### INSTRUCTIONS FOR THE TASK
According to the blog post below on ROS 2 Kubernetes configurations, what does MicroK8s require in order to enable multicast discovery traffic?

### QUOTED TEXT
Exploring ROS 2 Kubernetes configurations

Blog Ciencia, Cloud, Conocimientos Generales, k8s, MicroK8s, multus, robotics, ROS 2 noviembre 23, 2020

Kubernetes and robotics make a great match. However, as we have seen, robots running ROS 2 can be tricky to set up on Kubernetes. This blog series has explored running ROS 2 on Kubernetes, set up a simple talker and listener, and distributed that demo across three machines.

The configurations presented may not quite fit your implementation, and you may want to dig a bit deeper into network traffic when troubleshooting. This post addresses these concerns by demonstrating two general principles for setting up a ROS 2 system within Kubernetes:

Only have ROS running in one container within a pod. By default, when multiple ROS containers attempt to communicate within a single pod, only a single one actually succeeds.
Enable multicast discovery traffic. For MicroK8s, this requires adding another Container Network Interface (CNI).

### DATA SECTION
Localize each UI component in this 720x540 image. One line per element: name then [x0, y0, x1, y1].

### EXERCISE ANSWER
It requires adding another Container Network Interface (CNI).